*TASK DETAILS*
Turn the lines of every item below into a numbered list, leaving out any blank lines.

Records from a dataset
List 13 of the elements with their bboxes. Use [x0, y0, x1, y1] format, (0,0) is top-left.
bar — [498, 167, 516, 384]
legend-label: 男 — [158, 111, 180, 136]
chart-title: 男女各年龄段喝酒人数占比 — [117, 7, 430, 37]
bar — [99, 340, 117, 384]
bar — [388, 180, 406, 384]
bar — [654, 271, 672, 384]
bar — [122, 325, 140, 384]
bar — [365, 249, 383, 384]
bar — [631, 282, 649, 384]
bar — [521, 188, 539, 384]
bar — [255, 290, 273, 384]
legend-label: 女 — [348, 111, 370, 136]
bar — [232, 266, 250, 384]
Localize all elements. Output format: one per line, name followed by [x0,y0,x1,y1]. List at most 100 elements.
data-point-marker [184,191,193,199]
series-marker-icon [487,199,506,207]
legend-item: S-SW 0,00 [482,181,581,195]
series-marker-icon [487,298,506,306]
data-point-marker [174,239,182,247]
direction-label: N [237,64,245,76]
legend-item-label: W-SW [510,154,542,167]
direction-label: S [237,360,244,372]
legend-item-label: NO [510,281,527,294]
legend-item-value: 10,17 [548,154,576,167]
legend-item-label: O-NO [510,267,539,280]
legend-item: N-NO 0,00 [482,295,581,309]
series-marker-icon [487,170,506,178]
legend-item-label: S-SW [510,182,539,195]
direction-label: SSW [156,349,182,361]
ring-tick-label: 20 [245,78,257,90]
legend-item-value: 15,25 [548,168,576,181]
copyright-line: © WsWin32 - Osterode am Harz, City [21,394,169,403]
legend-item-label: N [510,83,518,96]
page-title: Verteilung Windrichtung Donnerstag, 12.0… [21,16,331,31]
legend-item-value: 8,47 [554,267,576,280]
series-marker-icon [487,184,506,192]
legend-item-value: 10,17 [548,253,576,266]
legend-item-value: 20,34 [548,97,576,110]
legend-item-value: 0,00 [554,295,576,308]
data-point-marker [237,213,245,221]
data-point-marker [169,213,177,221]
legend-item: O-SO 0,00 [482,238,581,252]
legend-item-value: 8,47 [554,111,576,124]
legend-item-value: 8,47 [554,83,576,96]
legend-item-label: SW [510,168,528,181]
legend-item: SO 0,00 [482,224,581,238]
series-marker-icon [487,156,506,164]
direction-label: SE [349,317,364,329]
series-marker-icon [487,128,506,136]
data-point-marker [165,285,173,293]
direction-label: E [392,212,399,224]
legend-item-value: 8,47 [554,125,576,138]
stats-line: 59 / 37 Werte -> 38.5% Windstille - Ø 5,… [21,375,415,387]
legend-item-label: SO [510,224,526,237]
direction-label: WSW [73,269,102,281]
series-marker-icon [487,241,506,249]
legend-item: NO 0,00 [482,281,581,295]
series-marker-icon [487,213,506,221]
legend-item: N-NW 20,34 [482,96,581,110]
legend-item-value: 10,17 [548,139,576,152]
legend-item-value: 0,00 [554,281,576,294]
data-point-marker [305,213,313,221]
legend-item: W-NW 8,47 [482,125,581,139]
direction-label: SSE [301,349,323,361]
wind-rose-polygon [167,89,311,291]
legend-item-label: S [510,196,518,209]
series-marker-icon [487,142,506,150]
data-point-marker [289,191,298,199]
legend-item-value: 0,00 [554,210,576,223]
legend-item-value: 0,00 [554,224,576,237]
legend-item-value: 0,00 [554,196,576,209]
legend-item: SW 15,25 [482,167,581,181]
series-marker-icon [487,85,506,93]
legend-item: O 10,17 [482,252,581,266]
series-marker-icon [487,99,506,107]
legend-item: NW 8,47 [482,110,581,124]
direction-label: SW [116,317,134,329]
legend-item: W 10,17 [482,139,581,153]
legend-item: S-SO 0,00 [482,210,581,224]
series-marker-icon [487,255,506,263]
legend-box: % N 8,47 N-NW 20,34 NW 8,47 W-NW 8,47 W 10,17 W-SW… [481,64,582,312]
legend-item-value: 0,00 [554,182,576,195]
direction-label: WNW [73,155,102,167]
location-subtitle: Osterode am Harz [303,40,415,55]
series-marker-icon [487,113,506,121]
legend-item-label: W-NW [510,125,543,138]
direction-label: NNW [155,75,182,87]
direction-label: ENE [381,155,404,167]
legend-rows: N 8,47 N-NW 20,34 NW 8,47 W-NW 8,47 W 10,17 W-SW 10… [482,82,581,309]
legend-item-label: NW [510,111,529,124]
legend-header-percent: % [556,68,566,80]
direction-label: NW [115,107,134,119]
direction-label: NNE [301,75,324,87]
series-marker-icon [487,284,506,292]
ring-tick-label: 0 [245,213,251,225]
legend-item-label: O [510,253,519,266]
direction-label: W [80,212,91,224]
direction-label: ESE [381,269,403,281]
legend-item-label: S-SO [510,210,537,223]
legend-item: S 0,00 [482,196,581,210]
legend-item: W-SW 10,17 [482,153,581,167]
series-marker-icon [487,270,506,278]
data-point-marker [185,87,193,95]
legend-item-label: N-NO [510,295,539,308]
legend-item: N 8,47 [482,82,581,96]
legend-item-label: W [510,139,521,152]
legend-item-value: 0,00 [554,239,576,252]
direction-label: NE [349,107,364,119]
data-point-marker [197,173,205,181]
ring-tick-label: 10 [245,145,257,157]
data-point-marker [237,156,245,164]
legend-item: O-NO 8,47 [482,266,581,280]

*WRITTEN RESPONSE*
1. List 13 of the elements with their bboxes. Use [x0, y0, x1, y1] format, (0,0) is top-left.
2. bar — [498, 167, 516, 384]
3. legend-label: 男 — [158, 111, 180, 136]
4. chart-title: 男女各年龄段喝酒人数占比 — [117, 7, 430, 37]
5. bar — [99, 340, 117, 384]
6. bar — [388, 180, 406, 384]
7. bar — [654, 271, 672, 384]
8. bar — [122, 325, 140, 384]
9. bar — [365, 249, 383, 384]
10. bar — [631, 282, 649, 384]
11. bar — [521, 188, 539, 384]
12. bar — [255, 290, 273, 384]
13. legend-label: 女 — [348, 111, 370, 136]
14. bar — [232, 266, 250, 384]
15. Localize all elements. Output format: one per line, name followed by [x0,y0,x1,y1]. List at most 100 elements.
16. data-point-marker [184,191,193,199]
17. series-marker-icon [487,199,506,207]
18. legend-item: S-SW 0,00 [482,181,581,195]
19. series-marker-icon [487,298,506,306]
20. data-point-marker [174,239,182,247]
21. direction-label: N [237,64,245,76]
22. legend-item-label: W-SW [510,154,542,167]
23. direction-label: S [237,360,244,372]
24. legend-item-label: NO [510,281,527,294]
25. legend-item-value: 10,17 [548,154,576,167]
26. legend-item-label: O-NO [510,267,539,280]
27. legend-item: N-NO 0,00 [482,295,581,309]
28. series-marker-icon [487,170,506,178]
29. legend-item-label: S-SW [510,182,539,195]
30. direction-label: SSW [156,349,182,361]
31. ring-tick-label: 20 [245,78,257,90]
32. legend-item-value: 15,25 [548,168,576,181]
33. copyright-line: © WsWin32 - Osterode am Harz, City [21,394,169,403]
34. legend-item-label: N [510,83,518,96]
35. page-title: Verteilung Windrichtung Donnerstag, 12.0… [21,16,331,31]
36. legend-item-value: 8,47 [554,267,576,280]
37. series-marker-icon [487,184,506,192]
38. legend-item-value: 10,17 [548,253,576,266]
39. legend-item-value: 20,34 [548,97,576,110]
40. legend-item-value: 0,00 [554,295,576,308]
41. data-point-marker [237,213,245,221]
42. data-point-marker [169,213,177,221]
43. legend-item: O-SO 0,00 [482,238,581,252]
44. legend-item-value: 8,47 [554,111,576,124]
45. legend-item-value: 8,47 [554,83,576,96]
46. legend-item-label: SW [510,168,528,181]
47. legend-item: SO 0,00 [482,224,581,238]
48. series-marker-icon [487,156,506,164]
49. direction-label: SE [349,317,364,329]
50. series-marker-icon [487,128,506,136]
51. data-point-marker [165,285,173,293]
52. direction-label: E [392,212,399,224]
53. legend-item-value: 8,47 [554,125,576,138]
54. stats-line: 59 / 37 Werte -> 38.5% Windstille - Ø 5,… [21,375,415,387]
55. legend-item-label: SO [510,224,526,237]
56. direction-label: WSW [73,269,102,281]
57. series-marker-icon [487,241,506,249]
58. legend-item: NO 0,00 [482,281,581,295]
59. series-marker-icon [487,213,506,221]
60. legend-item: N-NW 20,34 [482,96,581,110]
61. legend-item-value: 10,17 [548,139,576,152]
62. legend-item-value: 0,00 [554,281,576,294]
63. data-point-marker [305,213,313,221]
64. legend-item: W-NW 8,47 [482,125,581,139]
65. direction-label: SSE [301,349,323,361]
66. wind-rose-polygon [167,89,311,291]
67. legend-item-label: S [510,196,518,209]
68. series-marker-icon [487,142,506,150]
69. data-point-marker [289,191,298,199]
70. legend-item-value: 0,00 [554,210,576,223]
71. legend-item-value: 0,00 [554,224,576,237]
72. legend-item-value: 0,00 [554,196,576,209]
73. legend-item: SW 15,25 [482,167,581,181]
74. series-marker-icon [487,85,506,93]
75. legend-item: O 10,17 [482,252,581,266]
76. series-marker-icon [487,99,506,107]
77. legend-item: NW 8,47 [482,110,581,124]
78. direction-label: SW [116,317,134,329]
79. legend-item: W 10,17 [482,139,581,153]
80. legend-item: S-SO 0,00 [482,210,581,224]
81. series-marker-icon [487,255,506,263]
82. legend-box: % N 8,47 N-NW 20,34 NW 8,47 W-NW 8,47 W 10,17 W-SW… [481,64,582,312]
83. legend-item-value: 0,00 [554,182,576,195]
84. direction-label: WNW [73,155,102,167]
85. location-subtitle: Osterode am Harz [303,40,415,55]
86. series-marker-icon [487,113,506,121]
87. legend-item-label: W-NW [510,125,543,138]
88. direction-label: NNW [155,75,182,87]
89. direction-label: ENE [381,155,404,167]
90. legend-rows: N 8,47 N-NW 20,34 NW 8,47 W-NW 8,47 W 10,17 W-SW 10… [482,82,581,309]
91. legend-item-label: NW [510,111,529,124]
92. legend-header-percent: % [556,68,566,80]
93. direction-label: NW [115,107,134,119]
94. direction-label: NNE [301,75,324,87]
95. series-marker-icon [487,284,506,292]
96. ring-tick-label: 0 [245,213,251,225]
97. legend-item-label: O [510,253,519,266]
98. direction-label: W [80,212,91,224]
99. direction-label: ESE [381,269,403,281]
100. legend-item-label: S-SO [510,210,537,223]
101. legend-item: S 0,00 [482,196,581,210]
102. legend-item: W-SW 10,17 [482,153,581,167]
103. series-marker-icon [487,270,506,278]
104. data-point-marker [185,87,193,95]
105. legend-item-label: N-NO [510,295,539,308]
106. legend-item: N 8,47 [482,82,581,96]
107. legend-item-label: W [510,139,521,152]
108. legend-item-value: 0,00 [554,239,576,252]
109. direction-label: NE [349,107,364,119]
110. data-point-marker [197,173,205,181]
111. ring-tick-label: 10 [245,145,257,157]
112. data-point-marker [237,156,245,164]
113. legend-item: O-NO 8,47 [482,266,581,280]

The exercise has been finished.